**Your task:** Lay out every line of the entries below as a JSON list of strings, one string per line, skipping blank lines. Leave the pictures out of your answer.

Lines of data
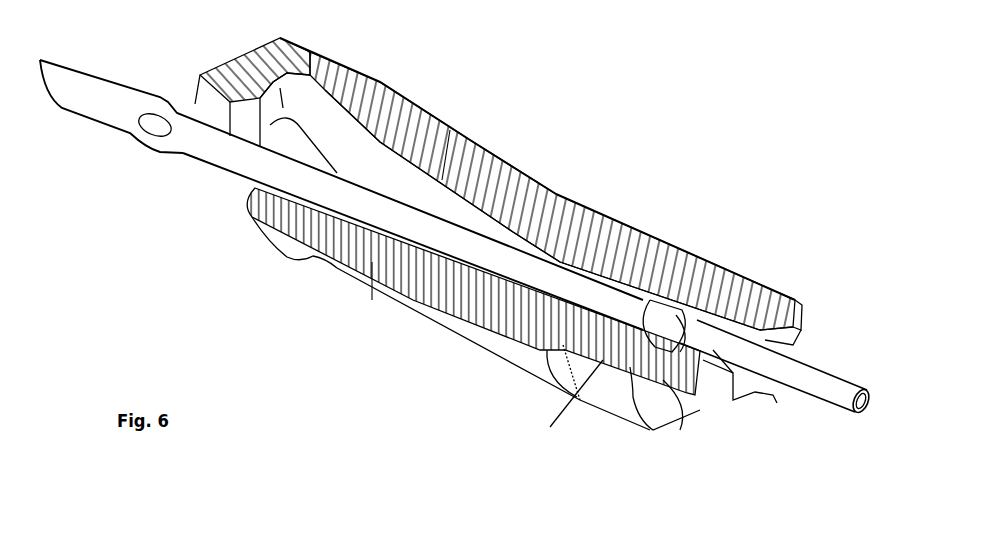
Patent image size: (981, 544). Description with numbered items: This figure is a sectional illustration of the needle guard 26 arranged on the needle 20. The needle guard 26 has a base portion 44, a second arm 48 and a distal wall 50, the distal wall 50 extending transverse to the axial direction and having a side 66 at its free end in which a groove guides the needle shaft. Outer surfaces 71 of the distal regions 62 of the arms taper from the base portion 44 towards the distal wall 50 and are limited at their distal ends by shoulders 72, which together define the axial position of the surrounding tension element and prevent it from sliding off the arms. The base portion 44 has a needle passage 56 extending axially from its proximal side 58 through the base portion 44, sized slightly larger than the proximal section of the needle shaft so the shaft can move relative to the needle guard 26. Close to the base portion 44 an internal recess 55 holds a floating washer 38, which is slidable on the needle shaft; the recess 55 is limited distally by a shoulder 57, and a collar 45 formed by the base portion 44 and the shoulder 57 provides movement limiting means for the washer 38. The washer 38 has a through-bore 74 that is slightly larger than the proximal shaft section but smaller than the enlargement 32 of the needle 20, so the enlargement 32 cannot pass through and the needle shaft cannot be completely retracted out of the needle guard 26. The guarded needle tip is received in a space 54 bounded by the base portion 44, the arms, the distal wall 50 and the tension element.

The needle 20 is at (210, 162).
The needle guard 26 is at (541, 177).
The enlargement 32 is at (157, 95).
The floating washer 38 is at (655, 265).
The base portion 44 is at (727, 273).
The collar 45 is at (753, 280).
The second arm 48 is at (421, 324).
The distal wall 50 is at (230, 60).
The space 54 is at (460, 160).
The internal recess 55 is at (593, 343).
The needle passage 56 is at (737, 377).
The shoulder 57 is at (598, 250).
The proximal side 58 is at (727, 410).
The distal regions 62 is at (381, 83).
The side 66 is at (222, 117).
The tapered outer surfaces 71 is at (445, 130).
The shoulders 72 is at (400, 97).
The through-bore 74 is at (693, 337).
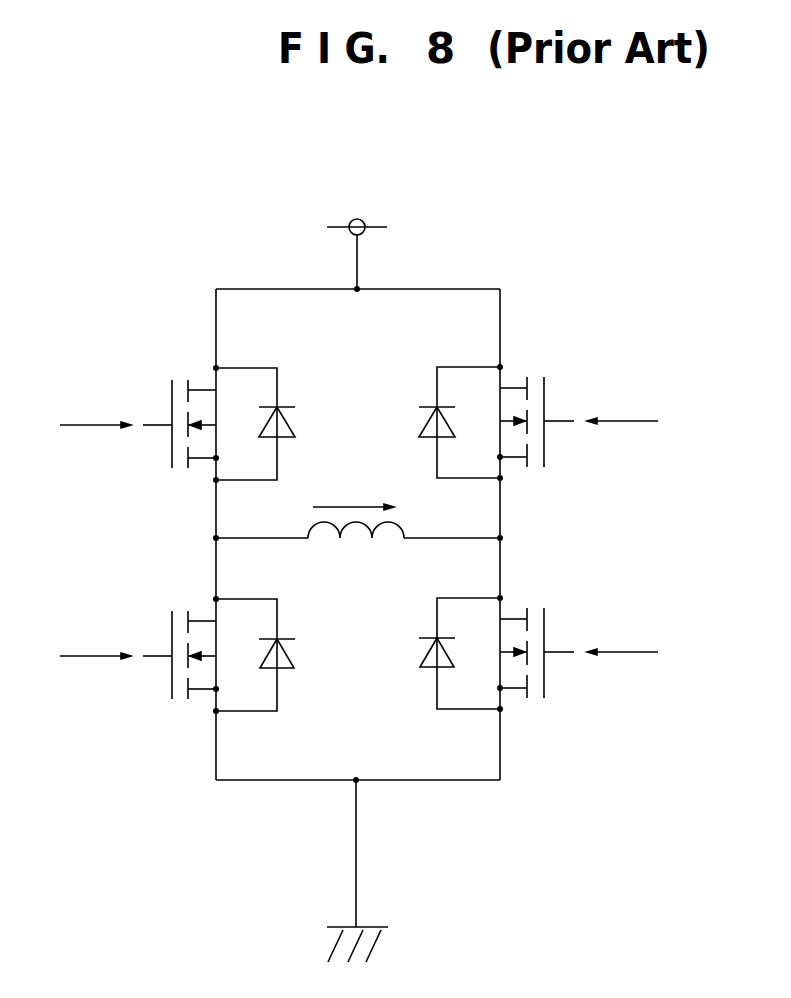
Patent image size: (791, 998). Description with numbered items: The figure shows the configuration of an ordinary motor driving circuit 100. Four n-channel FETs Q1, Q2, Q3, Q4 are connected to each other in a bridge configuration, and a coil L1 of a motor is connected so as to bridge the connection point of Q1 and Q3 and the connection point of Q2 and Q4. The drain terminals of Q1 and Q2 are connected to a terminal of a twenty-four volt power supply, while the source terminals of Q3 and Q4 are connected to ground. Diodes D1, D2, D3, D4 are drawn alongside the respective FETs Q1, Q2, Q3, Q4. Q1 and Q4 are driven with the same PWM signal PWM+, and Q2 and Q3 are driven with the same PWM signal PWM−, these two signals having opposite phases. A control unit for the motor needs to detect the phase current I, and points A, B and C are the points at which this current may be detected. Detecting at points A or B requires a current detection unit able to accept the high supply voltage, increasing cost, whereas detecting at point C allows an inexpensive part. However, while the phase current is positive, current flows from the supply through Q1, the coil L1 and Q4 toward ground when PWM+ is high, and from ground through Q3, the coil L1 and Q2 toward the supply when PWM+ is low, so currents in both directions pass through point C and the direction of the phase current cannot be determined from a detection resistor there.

The motor driving circuit 100 is at (446, 287).
The FET Q1 is at (179, 409).
The FET Q2 is at (537, 404).
The FET Q3 is at (179, 637).
The FET Q4 is at (537, 636).
The body diode of Q1 D1 is at (269, 424).
The body diode of Q2 D2 is at (446, 422).
The body diode of Q3 D3 is at (271, 655).
The body diode of Q4 D4 is at (448, 653).
The coil L1 is at (356, 545).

**Right answer:**
[
  "Patent image size: (981, 544). Description with numbered items: This figure is a sectional illustration of the needle guard 26 arranged on the needle 20. The needle guard 26 has a base portion 44, a second arm 48 and a distal wall 50, the distal wall 50 extending transverse to the axial direction and having a side 66 at its free end in which a groove guides the needle shaft. Outer surfaces 71 of the distal regions 62 of the arms taper from the base portion 44 towards the distal wall 50 and are limited at their distal ends by shoulders 72, which together define the axial position of the surrounding tension element and prevent it from sliding off the arms. The base portion 44 has a needle passage 56 extending axially from its proximal side 58 through the base portion 44, sized slightly larger than the proximal section of the needle shaft so the shaft can move relative to the needle guard 26. Close to the base portion 44 an internal recess 55 holds a floating washer 38, which is slidable on the needle shaft; the recess 55 is limited distally by a shoulder 57, and a collar 45 formed by the base portion 44 and the shoulder 57 provides movement limiting means for the washer 38. The washer 38 has a through-bore 74 that is slightly larger than the proximal shaft section but smaller than the enlargement 32 of the needle 20, so the enlargement 32 cannot pass through and the needle shaft cannot be completely retracted out of the needle guard 26. The guarded needle tip is received in a space 54 bounded by the base portion 44, the arms, the distal wall 50 and the tension element.",
  "The needle 20 is at (210, 162).",
  "The needle guard 26 is at (541, 177).",
  "The enlargement 32 is at (157, 95).",
  "The floating washer 38 is at (655, 265).",
  "The base portion 44 is at (727, 273).",
  "The collar 45 is at (753, 280).",
  "The second arm 48 is at (421, 324).",
  "The distal wall 50 is at (230, 60).",
  "The space 54 is at (460, 160).",
  "The internal recess 55 is at (593, 343).",
  "The needle passage 56 is at (737, 377).",
  "The shoulder 57 is at (598, 250).",
  "The proximal side 58 is at (727, 410).",
  "The distal regions 62 is at (381, 83).",
  "The side 66 is at (222, 117).",
  "The tapered outer surfaces 71 is at (445, 130).",
  "The shoulders 72 is at (400, 97).",
  "The through-bore 74 is at (693, 337).",
  "Patent image size: (791, 998). Description with numbered items: The figure shows the configuration of an ordinary motor driving circuit 100. Four n-channel FETs Q1, Q2, Q3, Q4 are connected to each other in a bridge configuration, and a coil L1 of a motor is connected so as to bridge the connection point of Q1 and Q3 and the connection point of Q2 and Q4. The drain terminals of Q1 and Q2 are connected to a terminal of a twenty-four volt power supply, while the source terminals of Q3 and Q4 are connected to ground. Diodes D1, D2, D3, D4 are drawn alongside the respective FETs Q1, Q2, Q3, Q4. Q1 and Q4 are driven with the same PWM signal PWM+, and Q2 and Q3 are driven with the same PWM signal PWM−, these two signals having opposite phases. A control unit for the motor needs to detect the phase current I, and points A, B and C are the points at which this current may be detected. Detecting at points A or B requires a current detection unit able to accept the high supply voltage, increasing cost, whereas detecting at point C allows an inexpensive part. However, while the phase current is positive, current flows from the supply through Q1, the coil L1 and Q4 toward ground when PWM+ is high, and from ground through Q3, the coil L1 and Q2 toward the supply when PWM+ is low, so currents in both directions pass through point C and the direction of the phase current cannot be determined from a detection resistor there.",
  "The motor driving circuit 100 is at (446, 287).",
  "The FET Q1 is at (179, 409).",
  "The FET Q2 is at (537, 404).",
  "The FET Q3 is at (179, 637).",
  "The FET Q4 is at (537, 636).",
  "The body diode of Q1 D1 is at (269, 424).",
  "The body diode of Q2 D2 is at (446, 422).",
  "The body diode of Q3 D3 is at (271, 655).",
  "The body diode of Q4 D4 is at (448, 653).",
  "The coil L1 is at (356, 545)."
]